*Required task*.
Pick up the bug thread about Clang lowering __builtin_object_size and write what comes next, starting after its last sentence.

*Excerpted text*.
— Start —
Quuxplusone / LLVMBugzillaTest

0 stars 0 forks source link

glibc _FORTIFY_SOURCE idiom (__asm__ alias and extern inline shadowing definition) is ignored by clang #23280

Open Quuxplusone opened 9 years ago

Quuxplusone commented 9 years ago
Bugzilla Link PR23280
Status NEW
Importance P normal
Reported by Daniel Micay (danielmicay@gmail.com)
Reported on 2015-04-18 12:44:57 -0700
Last modified on 2015-08-25 21:10:49 -0700
Version trunk
Hardware All All
CC ahmed@bougacha.org, chh@google.com, danielmicay@gmail.com, eugeni.stepanov@gmail.com, george.burgess.iv@gmail.com, jsweval@arxan.com, llvm-bugs@lists.llvm.org, rafael@espindo.la, rnk@google.com
Fixed by commit(s)
Attachments
Blocks PR21420
Blocked by
See also PR23301

This will output 2 with gcc -O2 but (size_t)-1 with Clang:

include

include

static inline attribute((always_inline)) size_t object_size(char *p) { return __builtin_object_size(p, 0); }

int main(int argc, char **argv) { char buf[2]; printf("%zu\n", object_size(buf)); return 0; }

This means that _FORTIFY_SOURCE buffer size checks do not currently work with Clang because it lowers the __builtin_object_size calls to (size_t)-1 before the wrappers are inlined into the call sites. This will also break other compelling use cases for this feature. It makes a lot of sense to lower it to a known value pre-inlining to get more work done in the early function passes, but replacing it with -1 before then isn't good.

Quuxplusone commented 9 years ago

The usage of __builtin_object_size in the Linux kernel's copy_from_user/copy_to_user functions is another security feature that's broken by this.

Quuxplusone commented 9 years ago
In your example, __builtin_object_size is lowered to -1 early because buf isn't
used, and gets optimized out, in which case __builtin_object_size becomes
meaningless.

In which case the problem is really that __builtin_object_size is lowered too
*late*, not too early:  if it was lowered before buf was optimized out, you'd
get the expected '2'.  Earlier lowering to non-unknown is fine, so we can
indeed improve this.

However, consider:

#include <stdio.h>
#include <stdlib.h>

static inline __attribute__((always_inline)) size_t object_size(char *p) {
  return __builtin_object_size(p, 0);
}

void foo(char *p);

int main(int argc, char **argv) {
  char buf[2];
  foo(buf);
  printf("%zu\n", object_size(buf));
  return 0;
}

This correctly lowers object_size into '2'.  Inlining shouldn't interfere, and
happens way before __builtin_object_size is lowered.

In fact, the lowering to -1/unknown only ever happens either on optimized out
objects (the example), or way later after all the mid-level optimizations
(including inlining).

Am I missing something?
Quuxplusone commented 9 years ago

I looked into why we don't lower earlier in this case: when InstCombine tries to erase an alloca, the isAllocSiteRemovable logic is smarter than the RAUW-undef logic: when there's a (objectsize (GEP/bitcast (alloca))), we should look through the alloca users to properly lower the objectsize calls. We currently just do something like alloca->RAUW(undef).
— End —
*Supplied information*.
— Start —
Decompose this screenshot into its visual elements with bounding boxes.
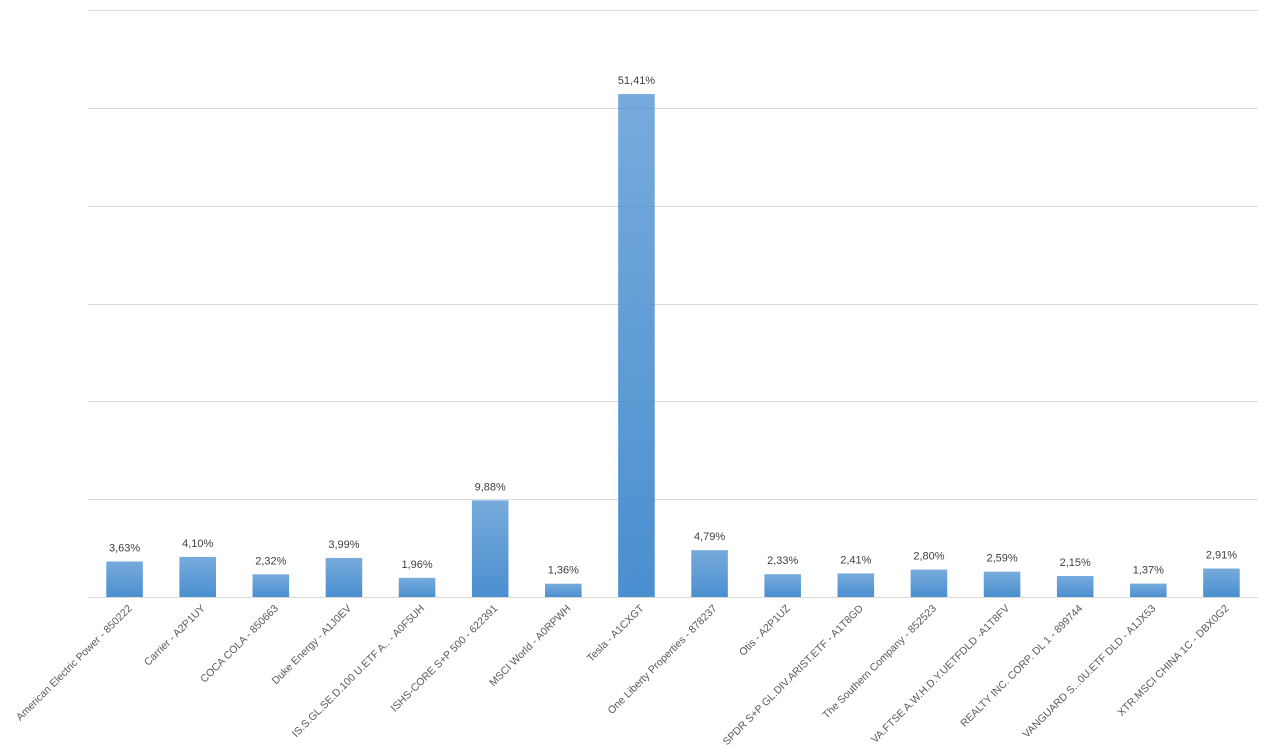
— End —
*The output*.
Quuxplusone commented 9 years ago
I pointed at the wrong culprit but there is a real problem here. The buffer
overflow protection in the Linux kernel, glibc and bionic doesn't work with any
case I've tried.

It even lowers it to -1 here:

  #include <unistd.h>
  #include <stdlib.h>
  #include <fcntl.h>

  int main(int argc, char **argv) {
    char buf[2];
    int x = atoi("20");
    int fd = open("/dev/zero", O_RDONLY);
    read(fd, buf, x);
    return 0;
  }

I just get crashes with Clang where GCC hits the error reporting path.
Quuxplusone commented 9 years ago

Ah, so there's actually a separate frontend issue which I confused with the optimization issues I saw relative to GCC. The inline function definitions in glibc are just being ignored because Clang doesn't like the 'extern' in their definitions.

Quuxplusone commented 9 years ago
Ah, that sounds like the real problem, yes.

There's a few PRs already saying - if I read them correctly - that this won't
be fixed, and linking to:
  http://clang.llvm.org/compatibility.html#inline

That page proposes using -std=gnu89 when all else is impossible, have you tried
that?
Quuxplusone commented 9 years ago

Can you elaborate on the 'extern inline' issues? I'm not familiar with any current immediate conflicts with glibc's headers.

Quuxplusone commented 9 years ago

It doesn't pick up the fortified function implementations unless the extern is removed from their fortify function macro. It explicitly uses attribute((gnu_inline)) so the chosen -std switch isn't the issue. Anyway, it's a separate bug from the optimization issue(s) which also impact Bionic, etc.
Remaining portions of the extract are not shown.